**WRITTEN INSTRUCTION**. From the entries provided below, copy each line that contains the word "πρέπει".

(Stored items from a collection)
»»
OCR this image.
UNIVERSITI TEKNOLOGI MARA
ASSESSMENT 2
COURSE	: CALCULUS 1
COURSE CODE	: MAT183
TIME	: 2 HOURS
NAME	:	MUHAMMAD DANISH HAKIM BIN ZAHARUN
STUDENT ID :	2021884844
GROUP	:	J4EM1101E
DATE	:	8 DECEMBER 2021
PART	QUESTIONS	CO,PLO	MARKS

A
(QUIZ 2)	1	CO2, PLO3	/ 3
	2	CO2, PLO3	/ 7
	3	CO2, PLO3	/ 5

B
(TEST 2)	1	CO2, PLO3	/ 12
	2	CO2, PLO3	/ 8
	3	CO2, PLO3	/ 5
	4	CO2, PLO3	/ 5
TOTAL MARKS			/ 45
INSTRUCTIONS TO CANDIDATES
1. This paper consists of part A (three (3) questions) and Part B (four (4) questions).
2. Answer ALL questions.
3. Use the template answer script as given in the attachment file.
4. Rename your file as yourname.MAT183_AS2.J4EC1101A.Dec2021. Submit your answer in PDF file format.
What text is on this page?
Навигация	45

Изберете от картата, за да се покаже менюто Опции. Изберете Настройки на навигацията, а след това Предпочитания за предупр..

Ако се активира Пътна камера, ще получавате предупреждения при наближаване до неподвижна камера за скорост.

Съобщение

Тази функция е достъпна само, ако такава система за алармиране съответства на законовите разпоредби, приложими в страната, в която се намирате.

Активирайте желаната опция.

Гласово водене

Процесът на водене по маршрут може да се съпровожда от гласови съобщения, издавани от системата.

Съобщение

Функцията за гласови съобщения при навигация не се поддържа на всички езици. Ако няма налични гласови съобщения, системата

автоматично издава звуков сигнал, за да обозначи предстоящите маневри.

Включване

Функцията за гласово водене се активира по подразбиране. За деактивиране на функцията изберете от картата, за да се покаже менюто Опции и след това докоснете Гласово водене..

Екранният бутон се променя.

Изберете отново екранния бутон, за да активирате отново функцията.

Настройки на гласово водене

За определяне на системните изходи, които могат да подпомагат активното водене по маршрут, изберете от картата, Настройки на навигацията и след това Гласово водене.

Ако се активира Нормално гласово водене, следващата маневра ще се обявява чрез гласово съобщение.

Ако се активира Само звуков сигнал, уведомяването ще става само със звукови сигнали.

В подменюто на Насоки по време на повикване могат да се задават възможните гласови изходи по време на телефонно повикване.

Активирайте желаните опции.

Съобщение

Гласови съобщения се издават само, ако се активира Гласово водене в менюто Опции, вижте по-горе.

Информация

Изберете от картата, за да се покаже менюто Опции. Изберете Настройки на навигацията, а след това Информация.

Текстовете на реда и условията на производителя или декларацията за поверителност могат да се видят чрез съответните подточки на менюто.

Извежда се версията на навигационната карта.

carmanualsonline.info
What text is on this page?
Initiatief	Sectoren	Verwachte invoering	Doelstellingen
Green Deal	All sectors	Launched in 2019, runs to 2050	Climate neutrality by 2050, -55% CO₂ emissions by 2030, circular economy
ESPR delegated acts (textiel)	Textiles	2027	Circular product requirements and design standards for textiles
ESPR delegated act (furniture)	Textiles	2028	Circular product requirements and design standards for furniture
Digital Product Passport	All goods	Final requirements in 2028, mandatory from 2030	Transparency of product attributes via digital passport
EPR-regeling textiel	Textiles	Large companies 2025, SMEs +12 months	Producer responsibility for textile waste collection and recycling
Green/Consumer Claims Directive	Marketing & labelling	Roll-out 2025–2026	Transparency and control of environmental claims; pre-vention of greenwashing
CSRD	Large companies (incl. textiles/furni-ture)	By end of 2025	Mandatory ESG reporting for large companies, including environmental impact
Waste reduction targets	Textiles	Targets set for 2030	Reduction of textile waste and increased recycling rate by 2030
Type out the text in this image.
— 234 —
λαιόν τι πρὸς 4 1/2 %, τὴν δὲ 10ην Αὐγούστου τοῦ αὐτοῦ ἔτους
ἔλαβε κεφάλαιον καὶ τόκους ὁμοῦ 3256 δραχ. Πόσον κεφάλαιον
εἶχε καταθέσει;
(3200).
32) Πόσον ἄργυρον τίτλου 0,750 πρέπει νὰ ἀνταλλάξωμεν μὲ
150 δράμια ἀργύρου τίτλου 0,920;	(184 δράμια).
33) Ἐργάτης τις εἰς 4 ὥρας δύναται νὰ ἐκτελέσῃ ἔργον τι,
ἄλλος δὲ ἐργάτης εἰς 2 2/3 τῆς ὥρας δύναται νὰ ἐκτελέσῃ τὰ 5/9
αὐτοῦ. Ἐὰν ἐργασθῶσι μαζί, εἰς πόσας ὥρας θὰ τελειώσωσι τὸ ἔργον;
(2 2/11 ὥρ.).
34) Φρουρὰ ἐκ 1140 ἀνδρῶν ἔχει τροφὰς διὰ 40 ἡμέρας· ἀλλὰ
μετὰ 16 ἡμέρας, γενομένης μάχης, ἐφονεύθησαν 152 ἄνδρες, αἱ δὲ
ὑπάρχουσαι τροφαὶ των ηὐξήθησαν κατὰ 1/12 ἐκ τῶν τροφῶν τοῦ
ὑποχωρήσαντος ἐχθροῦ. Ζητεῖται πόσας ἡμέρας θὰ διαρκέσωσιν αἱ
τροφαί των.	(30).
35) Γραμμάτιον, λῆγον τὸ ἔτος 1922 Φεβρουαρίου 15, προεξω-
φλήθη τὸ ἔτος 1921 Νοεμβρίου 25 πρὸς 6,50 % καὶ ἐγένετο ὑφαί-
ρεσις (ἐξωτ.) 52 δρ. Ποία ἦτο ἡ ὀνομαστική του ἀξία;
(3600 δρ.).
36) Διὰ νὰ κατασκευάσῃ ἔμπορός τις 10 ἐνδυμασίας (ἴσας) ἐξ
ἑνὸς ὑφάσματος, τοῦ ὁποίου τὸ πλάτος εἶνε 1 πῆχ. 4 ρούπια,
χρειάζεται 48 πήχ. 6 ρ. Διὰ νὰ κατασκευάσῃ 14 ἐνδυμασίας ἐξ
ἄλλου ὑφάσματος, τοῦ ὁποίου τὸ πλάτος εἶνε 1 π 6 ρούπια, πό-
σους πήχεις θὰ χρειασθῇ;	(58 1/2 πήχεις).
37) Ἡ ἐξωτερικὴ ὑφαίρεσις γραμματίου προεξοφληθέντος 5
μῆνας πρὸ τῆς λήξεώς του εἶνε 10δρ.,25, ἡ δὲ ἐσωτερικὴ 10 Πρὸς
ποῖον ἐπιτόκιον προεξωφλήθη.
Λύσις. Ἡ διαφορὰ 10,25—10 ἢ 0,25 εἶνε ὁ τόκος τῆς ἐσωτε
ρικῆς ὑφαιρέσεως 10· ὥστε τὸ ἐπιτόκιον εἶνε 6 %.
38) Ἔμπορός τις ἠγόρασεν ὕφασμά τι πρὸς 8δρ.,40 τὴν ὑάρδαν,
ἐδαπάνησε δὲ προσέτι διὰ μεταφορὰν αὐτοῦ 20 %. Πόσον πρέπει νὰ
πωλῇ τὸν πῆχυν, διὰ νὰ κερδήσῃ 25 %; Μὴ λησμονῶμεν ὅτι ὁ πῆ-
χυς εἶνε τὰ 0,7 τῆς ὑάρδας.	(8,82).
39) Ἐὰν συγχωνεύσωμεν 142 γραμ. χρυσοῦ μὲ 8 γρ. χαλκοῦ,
««
**OUTPUT FOR THIS TASK**.
32) Πόσον ἄργυρον τίτλου 0,750 πρέπει νὰ ἀνταλλάξωμεν μὲ
ἐδαπάνησε δὲ προσέτι διὰ μεταφορὰν αὐτοῦ 20 %. Πόσον πρέπει νὰ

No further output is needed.